Exercise inputs:
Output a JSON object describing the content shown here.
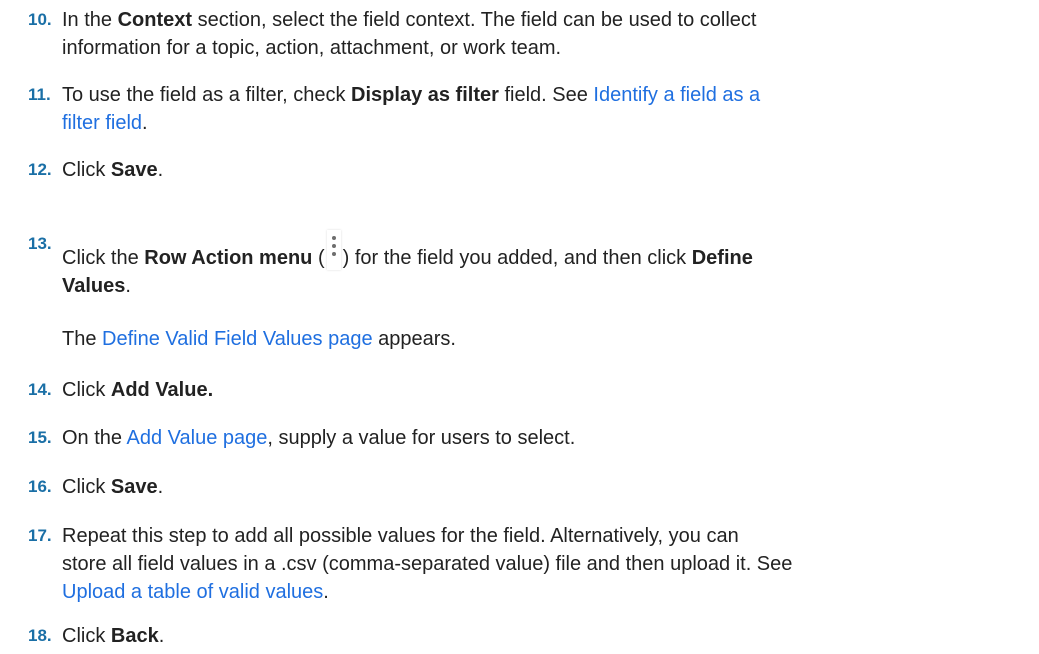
{
  "steps": {
    "s10": {
      "num": "10.",
      "l1_a": "In the ",
      "l1_b": "Context",
      "l1_c": " section, select the field context. The field can be used to collect",
      "l2": "information for a topic, action, attachment, or work team."
    },
    "s11": {
      "num": "11.",
      "l1_a": "To use the field as a filter, check ",
      "l1_b": "Display as filter",
      "l1_c": " field. See ",
      "l1_link": "Identify a field as a",
      "l2_link": "filter field",
      "l2_end": "."
    },
    "s12": {
      "num": "12.",
      "a": "Click ",
      "b": "Save",
      "c": "."
    },
    "s13": {
      "num": "13.",
      "l1_a": "Click the ",
      "l1_b": "Row Action menu",
      "l1_c": " (",
      "l1_d": ") for the field you added, and then click ",
      "l1_e": "Define",
      "l2_b": "Values",
      "l2_c": ".",
      "sub_a": "The ",
      "sub_link": "Define Valid Field Values page",
      "sub_c": " appears.",
      "icon": "vertical-ellipsis-icon"
    },
    "s14": {
      "num": "14.",
      "a": "Click ",
      "b": "Add Value."
    },
    "s15": {
      "num": "15.",
      "a": "On the ",
      "link": "Add Value page",
      "c": ", supply a value for users to select."
    },
    "s16": {
      "num": "16.",
      "a": "Click ",
      "b": "Save",
      "c": "."
    },
    "s17": {
      "num": "17.",
      "l1": "Repeat this step to add all possible values for the field. Alternatively, you can",
      "l2": "store all field values in a .csv (comma-separated value) file and then upload it. See",
      "l3_link": "Upload a table of valid values",
      "l3_end": "."
    },
    "s18": {
      "num": "18.",
      "a": "Click ",
      "b": "Back",
      "c": "."
    }
  }
}
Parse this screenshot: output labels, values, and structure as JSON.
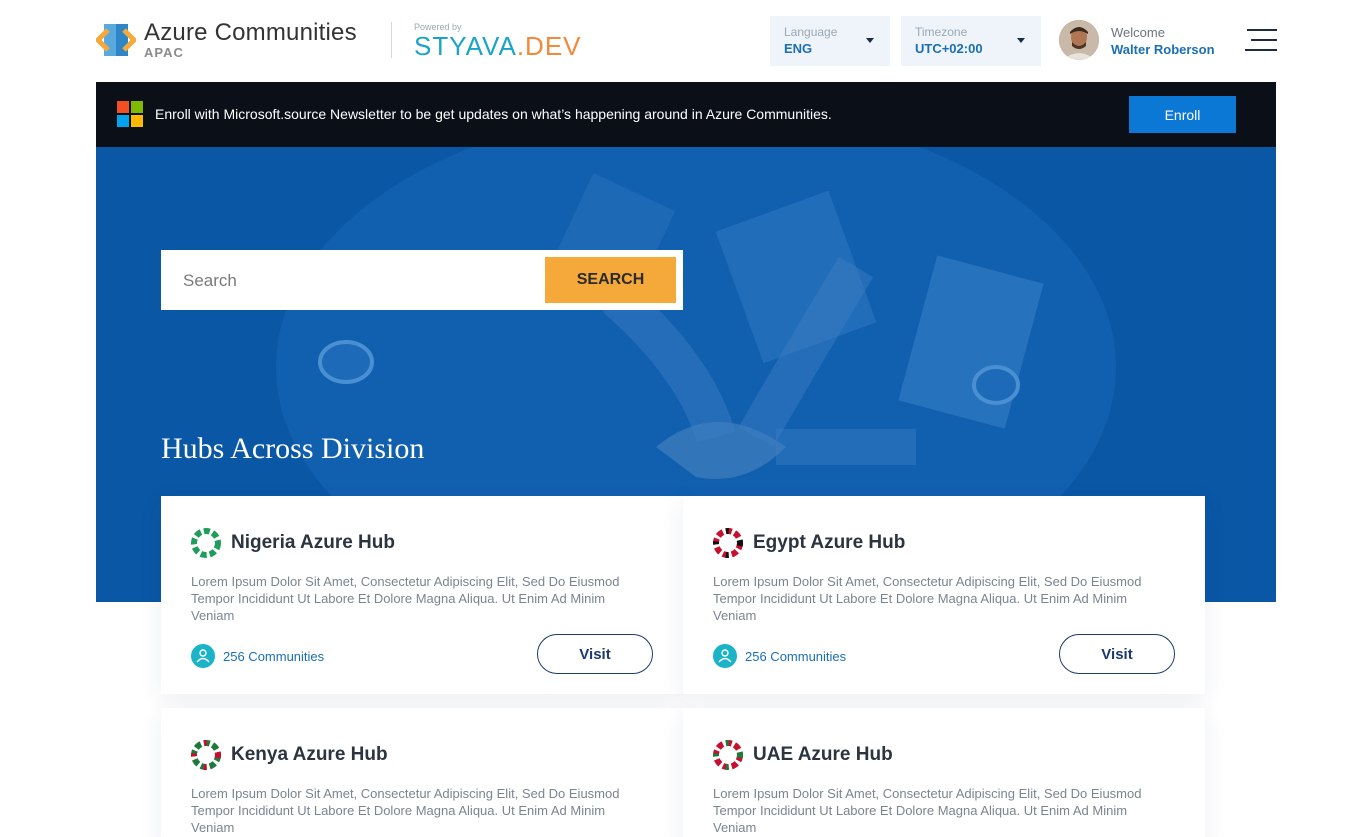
{
  "header": {
    "logo_title": "Azure Communities",
    "logo_sub": "APAC",
    "powered_label": "Powered by",
    "powered_brand_a": "STYAVA",
    "powered_brand_b": ".DEV",
    "language": {
      "label": "Language",
      "value": "ENG"
    },
    "timezone": {
      "label": "Timezone",
      "value": "UTC+02:00"
    },
    "welcome_label": "Welcome",
    "user_name": "Walter Roberson"
  },
  "enroll": {
    "text": "Enroll with Microsoft.source Newsletter to be get updates on what’s happening around in Azure Communities.",
    "button": "Enroll"
  },
  "search": {
    "placeholder": "Search",
    "button": "SEARCH"
  },
  "section_title": "Hubs Across Division",
  "hubs": [
    {
      "name": "Nigeria Azure Hub",
      "description": "Lorem Ipsum Dolor Sit Amet, Consectetur Adipiscing Elit, Sed Do Eiusmod Tempor Incididunt Ut Labore Et Dolore Magna Aliqua. Ut Enim Ad Minim Veniam",
      "communities": "256 Communities",
      "visit": "Visit"
    },
    {
      "name": "Egypt Azure Hub",
      "description": "Lorem Ipsum Dolor Sit Amet, Consectetur Adipiscing Elit, Sed Do Eiusmod Tempor Incididunt Ut Labore Et Dolore Magna Aliqua. Ut Enim Ad Minim Veniam",
      "communities": "256 Communities",
      "visit": "Visit"
    },
    {
      "name": "Kenya Azure Hub",
      "description": "Lorem Ipsum Dolor Sit Amet, Consectetur Adipiscing Elit, Sed Do Eiusmod Tempor Incididunt Ut Labore Et Dolore Magna Aliqua. Ut Enim Ad Minim Veniam"
    },
    {
      "name": "UAE Azure Hub",
      "description": "Lorem Ipsum Dolor Sit Amet, Consectetur Adipiscing Elit, Sed Do Eiusmod Tempor Incididunt Ut Labore Et Dolore Magna Aliqua. Ut Enim Ad Minim Veniam"
    }
  ],
  "colors": {
    "brand_blue": "#0a57a6",
    "accent_orange": "#f5a93b",
    "enroll_blue": "#0b78d6",
    "nigeria": "#1e9e5a",
    "egypt": "#c8102e",
    "kenya": "#1e7a3a",
    "uae": "#c8102e"
  },
  "icons": {
    "logo": "azure-communities-logo",
    "microsoft": "microsoft-logo",
    "menu": "hamburger-menu-icon",
    "communities": "people-icon"
  }
}
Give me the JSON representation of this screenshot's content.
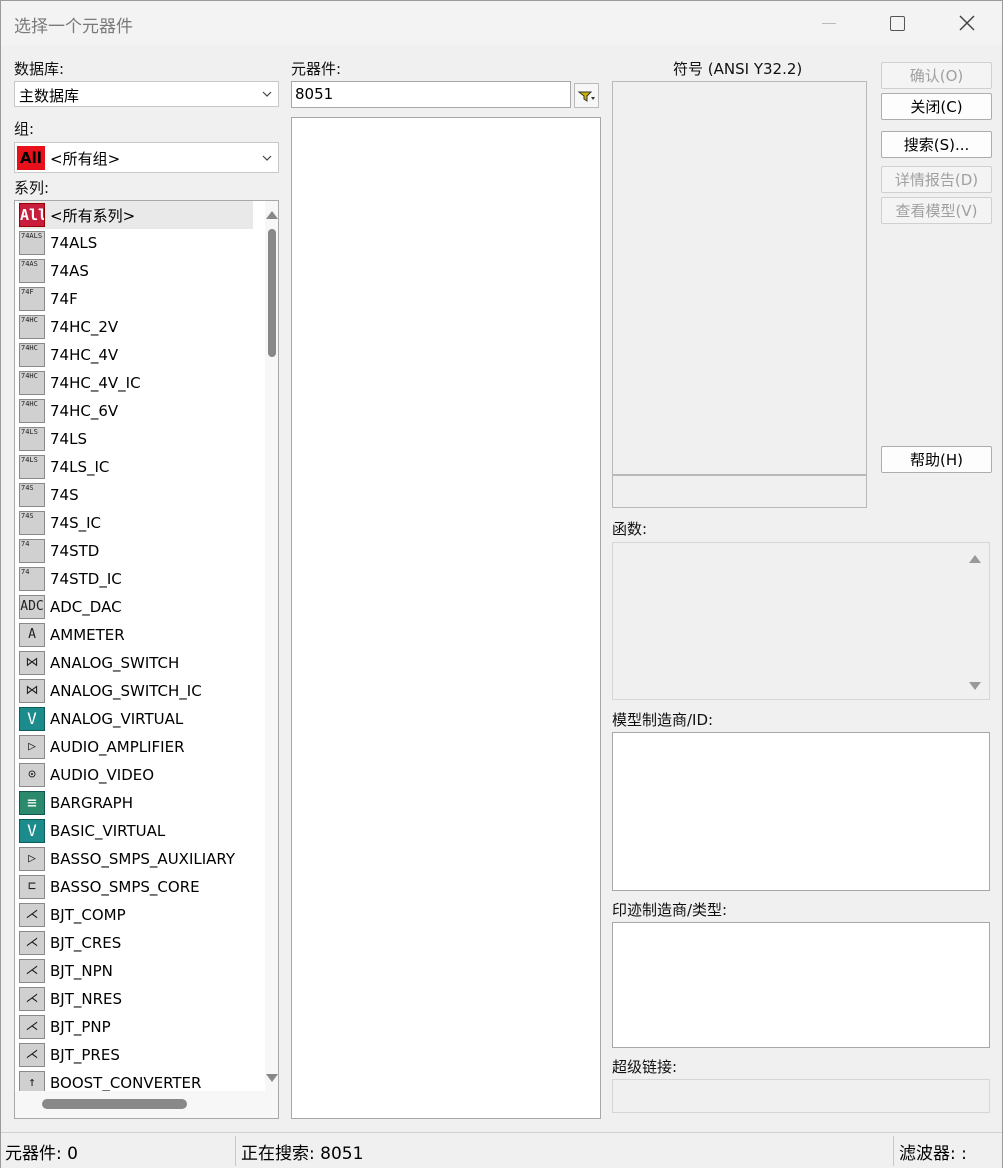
{
  "window": {
    "title": "选择一个元器件"
  },
  "database": {
    "label": "数据库:",
    "value": "主数据库"
  },
  "group": {
    "label": "组:",
    "value": "<所有组>",
    "icon_text": "All"
  },
  "series": {
    "label": "系列:",
    "items": [
      {
        "label": "<所有系列>",
        "icon": "All",
        "kind": "all"
      },
      {
        "label": "74ALS",
        "icon": "74ALS",
        "kind": "logic"
      },
      {
        "label": "74AS",
        "icon": "74AS",
        "kind": "logic"
      },
      {
        "label": "74F",
        "icon": "74F",
        "kind": "logic"
      },
      {
        "label": "74HC_2V",
        "icon": "74HC",
        "kind": "logic"
      },
      {
        "label": "74HC_4V",
        "icon": "74HC",
        "kind": "logic"
      },
      {
        "label": "74HC_4V_IC",
        "icon": "74HC",
        "kind": "logic"
      },
      {
        "label": "74HC_6V",
        "icon": "74HC",
        "kind": "logic"
      },
      {
        "label": "74LS",
        "icon": "74LS",
        "kind": "logic"
      },
      {
        "label": "74LS_IC",
        "icon": "74LS",
        "kind": "logic"
      },
      {
        "label": "74S",
        "icon": "74S",
        "kind": "logic"
      },
      {
        "label": "74S_IC",
        "icon": "74S",
        "kind": "logic"
      },
      {
        "label": "74STD",
        "icon": "74",
        "kind": "logic"
      },
      {
        "label": "74STD_IC",
        "icon": "74",
        "kind": "logic"
      },
      {
        "label": "ADC_DAC",
        "icon": "ADC DAC",
        "kind": "box"
      },
      {
        "label": "AMMETER",
        "icon": "A",
        "kind": "box"
      },
      {
        "label": "ANALOG_SWITCH",
        "icon": "⋈",
        "kind": "box"
      },
      {
        "label": "ANALOG_SWITCH_IC",
        "icon": "⋈",
        "kind": "box"
      },
      {
        "label": "ANALOG_VIRTUAL",
        "icon": "V",
        "kind": "teal"
      },
      {
        "label": "AUDIO_AMPLIFIER",
        "icon": "▷",
        "kind": "box"
      },
      {
        "label": "AUDIO_VIDEO",
        "icon": "⊙",
        "kind": "box"
      },
      {
        "label": "BARGRAPH",
        "icon": "≡",
        "kind": "bar"
      },
      {
        "label": "BASIC_VIRTUAL",
        "icon": "V",
        "kind": "teal"
      },
      {
        "label": "BASSO_SMPS_AUXILIARY",
        "icon": "▷",
        "kind": "box"
      },
      {
        "label": "BASSO_SMPS_CORE",
        "icon": "⊏",
        "kind": "box"
      },
      {
        "label": "BJT_COMP",
        "icon": "⋌",
        "kind": "box"
      },
      {
        "label": "BJT_CRES",
        "icon": "⋌",
        "kind": "box"
      },
      {
        "label": "BJT_NPN",
        "icon": "⋌",
        "kind": "box"
      },
      {
        "label": "BJT_NRES",
        "icon": "⋌",
        "kind": "box"
      },
      {
        "label": "BJT_PNP",
        "icon": "⋌",
        "kind": "box"
      },
      {
        "label": "BJT_PRES",
        "icon": "⋌",
        "kind": "box"
      },
      {
        "label": "BOOST_CONVERTER",
        "icon": "↑",
        "kind": "box"
      }
    ]
  },
  "component": {
    "label": "元器件:",
    "value": "8051"
  },
  "symbol": {
    "label": "符号 (ANSI Y32.2)"
  },
  "buttons": {
    "ok": "确认(O)",
    "close": "关闭(C)",
    "search": "搜索(S)...",
    "detail": "详情报告(D)",
    "model": "查看模型(V)",
    "help": "帮助(H)"
  },
  "function": {
    "label": "函数:"
  },
  "model_mfr": {
    "label": "模型制造商/ID:"
  },
  "footprint_mfr": {
    "label": "印迹制造商/类型:"
  },
  "hyperlink": {
    "label": "超级链接:"
  },
  "status": {
    "components": "元器件: 0",
    "searching": "正在搜索: 8051",
    "filter": "滤波器: :"
  },
  "colors": {
    "all_icon": "#c81d3c",
    "teal_icon": "#1b8b8b"
  }
}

Directions for this task: Pull out every line containing "page".

The response:
      "sub_link": "Define Valid Field Values page",
      "link": "Add Value page",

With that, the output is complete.